▸ **REQUIRED WORK**: Copy out the listing in full, exactly as written, but not its pictures.

----

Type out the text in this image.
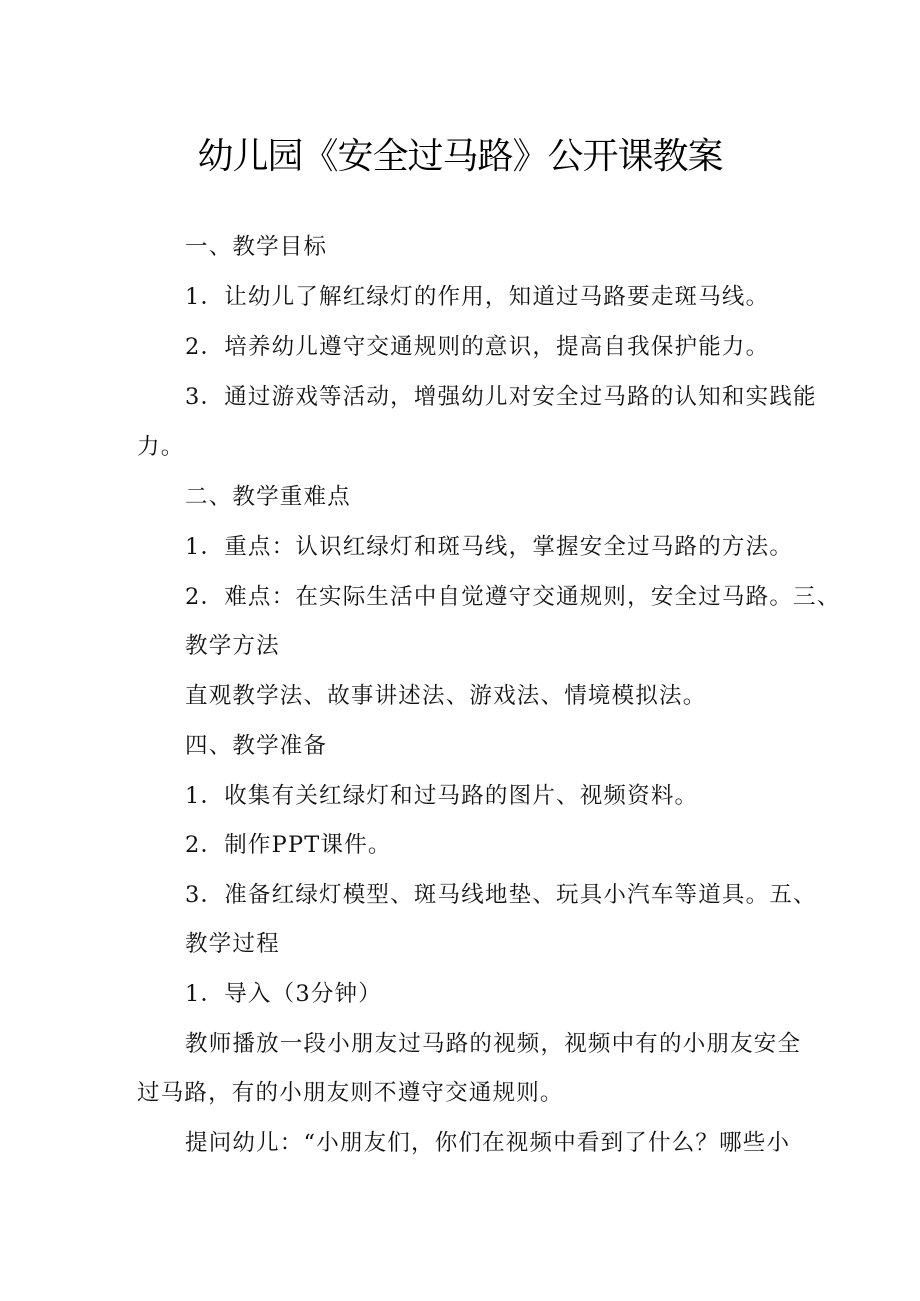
幼儿园《安全过马路》公开课教案
一、教学目标
1．让幼儿了解红绿灯的作用，知道过马路要走斑马线。
2．培养幼儿遵守交通规则的意识，提高自我保护能力。
3．通过游戏等活动，增强幼儿对安全过马路的认知和实践能
力。
二、教学重难点
1．重点：认识红绿灯和斑马线，掌握安全过马路的方法。
2．难点：在实际生活中自觉遵守交通规则，安全过马路。三、
教学方法
直观教学法、故事讲述法、游戏法、情境模拟法。
四、教学准备
1．收集有关红绿灯和过马路的图片、视频资料。
2．制作PPT课件。
3．准备红绿灯模型、斑马线地垫、玩具小汽车等道具。五、
教学过程
1．导入（3分钟）
教师播放一段小朋友过马路的视频，视频中有的小朋友安全
过马路，有的小朋友则不遵守交通规则。
提问幼儿：“小朋友们，你们在视频中看到了什么？哪些小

----

▸ **RESULT FOR THIS EXERCISE**:
Type out the text in this image.
幼儿园《安全过马路》公开课教案
一、教学目标
1．让幼儿了解红绿灯的作用，知道过马路要走斑马线。
2．培养幼儿遵守交通规则的意识，提高自我保护能力。
3．通过游戏等活动，增强幼儿对安全过马路的认知和实践能
力。
二、教学重难点
1．重点：认识红绿灯和斑马线，掌握安全过马路的方法。
2．难点：在实际生活中自觉遵守交通规则，安全过马路。三、
教学方法
直观教学法、故事讲述法、游戏法、情境模拟法。
四、教学准备
1．收集有关红绿灯和过马路的图片、视频资料。
2．制作PPT课件。
3．准备红绿灯模型、斑马线地垫、玩具小汽车等道具。五、
教学过程
1．导入（3分钟）
教师播放一段小朋友过马路的视频，视频中有的小朋友安全
过马路，有的小朋友则不遵守交通规则。
提问幼儿：“小朋友们，你们在视频中看到了什么？哪些小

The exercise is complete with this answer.